▸ WHAT THE EXERCISE ASKS
Exactly repeat all the records below, omitting the images they hold.

*****

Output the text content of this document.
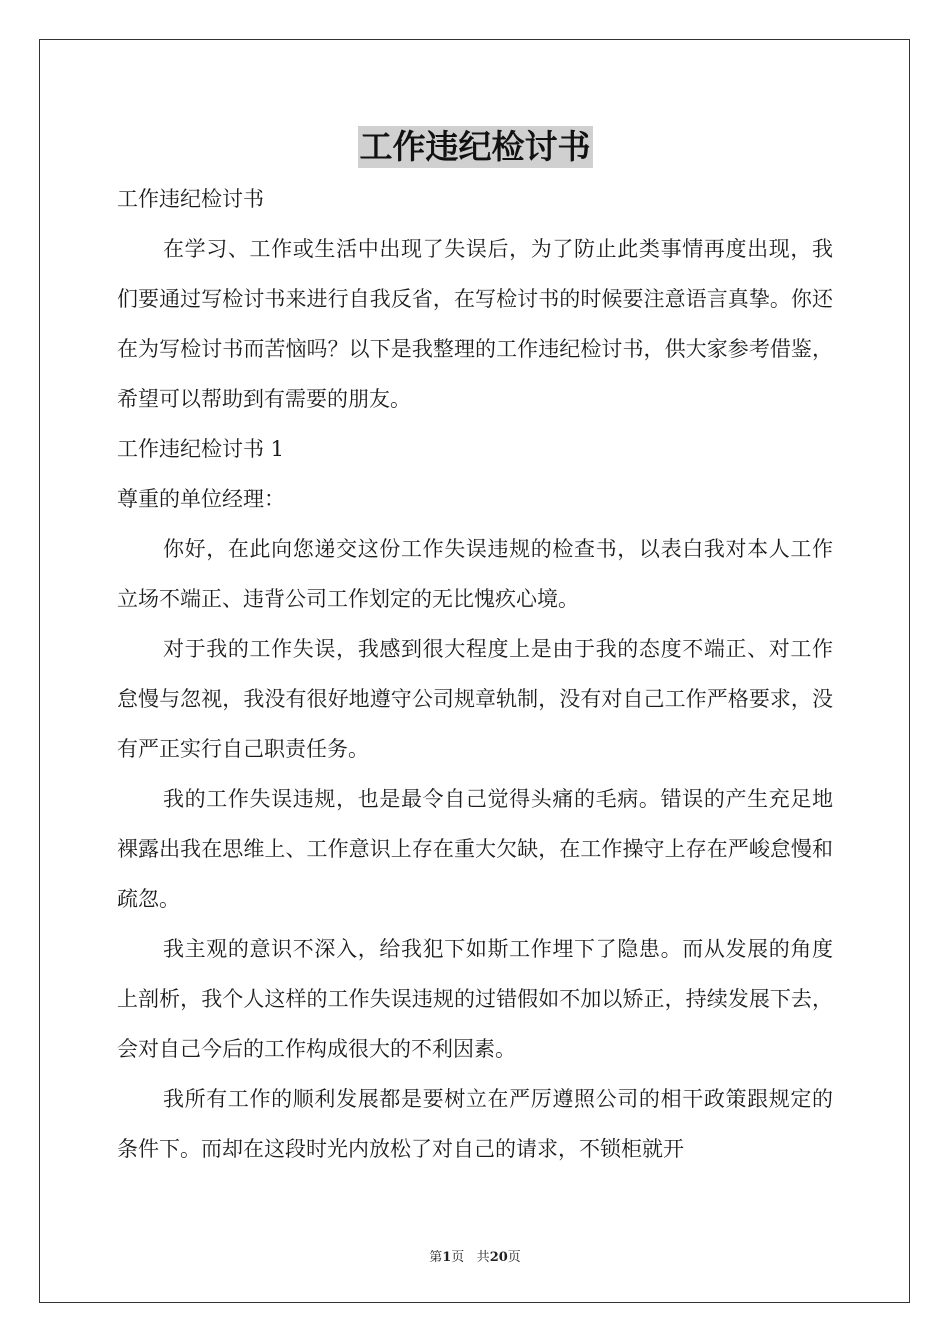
工作违纪检讨书

工作违纪检讨书

在学习、工作或生活中出现了失误后，为了防止此类事情再度出现，我们要通过写检讨书来进行自我反省，在写检讨书的时候要注意语言真挚。你还在为写检讨书而苦恼吗？以下是我整理的工作违纪检讨书，供大家参考借鉴，希望可以帮助到有需要的朋友。

工作违纪检讨书 1

尊重的单位经理：

你好，在此向您递交这份工作失误违规的检查书，以表白我对本人工作立场不端正、违背公司工作划定的无比愧疚心境。

对于我的工作失误，我感到很大程度上是由于我的态度不端正、对工作怠慢与忽视，我没有很好地遵守公司规章轨制，没有对自己工作严格要求，没有严正实行自己职责任务。

我的工作失误违规，也是最令自己觉得头痛的毛病。错误的产生充足地裸露出我在思维上、工作意识上存在重大欠缺，在工作操守上存在严峻怠慢和疏忽。

我主观的意识不深入，给我犯下如斯工作埋下了隐患。而从发展的角度上剖析，我个人这样的工作失误违规的过错假如不加以矫正，持续发展下去，会对自己今后的工作构成很大的不利因素。

我所有工作的顺利发展都是要树立在严厉遵照公司的相干政策跟规定的条件下。而却在这段时光内放松了对自己的请求，不锁柜就开

第1页 共20页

*****

▸ EXERCISE ANSWER
Output the text content of this document.
工作违纪检讨书

工作违纪检讨书

在学习、工作或生活中出现了失误后，为了防止此类事情再度出现，我们要通过写检讨书来进行自我反省，在写检讨书的时候要注意语言真挚。你还在为写检讨书而苦恼吗？以下是我整理的工作违纪检讨书，供大家参考借鉴，希望可以帮助到有需要的朋友。

工作违纪检讨书 1

尊重的单位经理：

你好，在此向您递交这份工作失误违规的检查书，以表白我对本人工作立场不端正、违背公司工作划定的无比愧疚心境。

对于我的工作失误，我感到很大程度上是由于我的态度不端正、对工作怠慢与忽视，我没有很好地遵守公司规章轨制，没有对自己工作严格要求，没有严正实行自己职责任务。

我的工作失误违规，也是最令自己觉得头痛的毛病。错误的产生充足地裸露出我在思维上、工作意识上存在重大欠缺，在工作操守上存在严峻怠慢和疏忽。

我主观的意识不深入，给我犯下如斯工作埋下了隐患。而从发展的角度上剖析，我个人这样的工作失误违规的过错假如不加以矫正，持续发展下去，会对自己今后的工作构成很大的不利因素。

我所有工作的顺利发展都是要树立在严厉遵照公司的相干政策跟规定的条件下。而却在这段时光内放松了对自己的请求，不锁柜就开

第1页 共20页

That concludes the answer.